PROBLEM TO WORK ON:
Rewrite the data from the line with "Localize all elements." to the line with "-32cm <box>73 209 81 215</box>", substituting "Soil Temp (°C)" for "Soil Temperature (C)" and leaving everything else as it is. Omit the pictures.

RECORDED DATA:
— start —
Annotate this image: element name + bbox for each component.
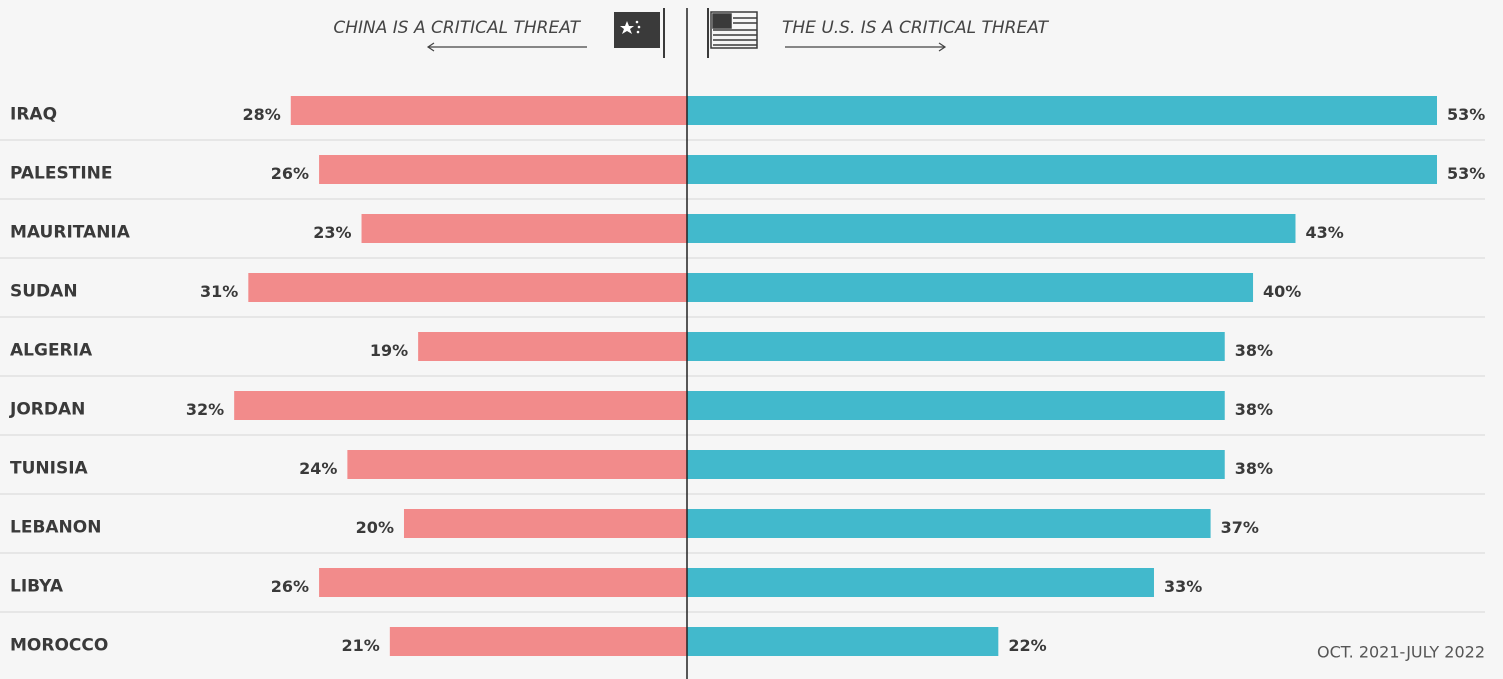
— end —
— start —
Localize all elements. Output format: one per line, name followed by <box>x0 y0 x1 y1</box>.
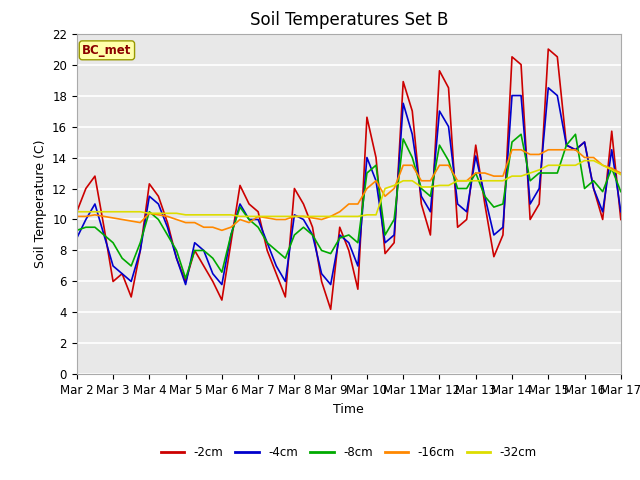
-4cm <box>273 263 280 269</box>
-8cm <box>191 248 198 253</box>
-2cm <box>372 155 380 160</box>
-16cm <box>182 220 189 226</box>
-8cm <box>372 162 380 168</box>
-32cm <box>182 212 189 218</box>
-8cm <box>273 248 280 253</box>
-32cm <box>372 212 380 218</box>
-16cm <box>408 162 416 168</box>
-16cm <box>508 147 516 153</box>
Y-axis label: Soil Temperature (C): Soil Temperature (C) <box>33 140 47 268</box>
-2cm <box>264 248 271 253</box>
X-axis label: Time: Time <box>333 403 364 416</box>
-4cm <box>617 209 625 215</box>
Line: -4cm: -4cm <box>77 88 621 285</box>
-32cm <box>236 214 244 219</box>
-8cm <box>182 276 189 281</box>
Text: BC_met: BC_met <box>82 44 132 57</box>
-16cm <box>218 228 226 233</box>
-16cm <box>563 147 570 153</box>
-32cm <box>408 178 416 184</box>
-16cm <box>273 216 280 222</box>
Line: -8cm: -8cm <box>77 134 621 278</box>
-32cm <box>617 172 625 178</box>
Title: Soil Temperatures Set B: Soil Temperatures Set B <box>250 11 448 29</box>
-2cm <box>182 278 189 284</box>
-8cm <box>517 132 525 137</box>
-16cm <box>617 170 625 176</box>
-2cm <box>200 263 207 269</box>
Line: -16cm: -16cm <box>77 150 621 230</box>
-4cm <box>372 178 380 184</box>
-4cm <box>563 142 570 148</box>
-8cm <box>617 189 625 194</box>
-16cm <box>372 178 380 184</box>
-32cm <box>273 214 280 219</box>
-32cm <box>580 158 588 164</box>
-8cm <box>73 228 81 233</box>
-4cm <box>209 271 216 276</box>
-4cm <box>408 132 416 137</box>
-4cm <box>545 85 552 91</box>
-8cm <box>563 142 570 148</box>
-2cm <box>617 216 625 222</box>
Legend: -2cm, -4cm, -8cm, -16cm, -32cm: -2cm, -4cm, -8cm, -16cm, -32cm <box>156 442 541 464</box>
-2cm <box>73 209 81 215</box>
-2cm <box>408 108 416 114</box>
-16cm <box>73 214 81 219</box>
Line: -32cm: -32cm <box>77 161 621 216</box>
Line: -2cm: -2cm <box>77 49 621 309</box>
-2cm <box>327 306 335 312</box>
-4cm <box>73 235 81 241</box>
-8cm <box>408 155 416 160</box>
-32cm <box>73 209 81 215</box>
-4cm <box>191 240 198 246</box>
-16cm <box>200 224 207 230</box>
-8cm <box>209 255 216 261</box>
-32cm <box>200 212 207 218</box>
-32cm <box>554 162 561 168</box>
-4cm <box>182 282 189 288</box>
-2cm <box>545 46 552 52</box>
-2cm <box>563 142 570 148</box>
— end —
RESULT:
Localize all elements. Output format: one per line, name followed by <box>x0 y0 x1 y1</box>.
-4cm <box>273 263 280 269</box>
-8cm <box>191 248 198 253</box>
-2cm <box>372 155 380 160</box>
-16cm <box>182 220 189 226</box>
-8cm <box>372 162 380 168</box>
-32cm <box>182 212 189 218</box>
-8cm <box>273 248 280 253</box>
-32cm <box>372 212 380 218</box>
-16cm <box>408 162 416 168</box>
-16cm <box>508 147 516 153</box>
Y-axis label: Soil Temp (°C): Soil Temp (°C) <box>33 140 47 268</box>
-2cm <box>264 248 271 253</box>
X-axis label: Time: Time <box>333 403 364 416</box>
-4cm <box>617 209 625 215</box>
Line: -4cm: -4cm <box>77 88 621 285</box>
-32cm <box>236 214 244 219</box>
-8cm <box>182 276 189 281</box>
Text: BC_met: BC_met <box>82 44 132 57</box>
-16cm <box>218 228 226 233</box>
-16cm <box>563 147 570 153</box>
-32cm <box>408 178 416 184</box>
-16cm <box>273 216 280 222</box>
Line: -8cm: -8cm <box>77 134 621 278</box>
-32cm <box>617 172 625 178</box>
Title: Soil Temperatures Set B: Soil Temperatures Set B <box>250 11 448 29</box>
-2cm <box>182 278 189 284</box>
-8cm <box>517 132 525 137</box>
-16cm <box>617 170 625 176</box>
-2cm <box>200 263 207 269</box>
Line: -16cm: -16cm <box>77 150 621 230</box>
-4cm <box>372 178 380 184</box>
-4cm <box>563 142 570 148</box>
-8cm <box>617 189 625 194</box>
-16cm <box>372 178 380 184</box>
-32cm <box>273 214 280 219</box>
-32cm <box>580 158 588 164</box>
-8cm <box>73 228 81 233</box>
-4cm <box>209 271 216 276</box>
-4cm <box>408 132 416 137</box>
-4cm <box>545 85 552 91</box>
-8cm <box>563 142 570 148</box>
-2cm <box>617 216 625 222</box>
Legend: -2cm, -4cm, -8cm, -16cm, -32cm: -2cm, -4cm, -8cm, -16cm, -32cm <box>156 442 541 464</box>
-2cm <box>73 209 81 215</box>
-2cm <box>408 108 416 114</box>
-16cm <box>73 214 81 219</box>
Line: -32cm: -32cm <box>77 161 621 216</box>
Line: -2cm: -2cm <box>77 49 621 309</box>
-2cm <box>327 306 335 312</box>
-4cm <box>73 235 81 241</box>
-8cm <box>408 155 416 160</box>
-32cm <box>73 209 81 215</box>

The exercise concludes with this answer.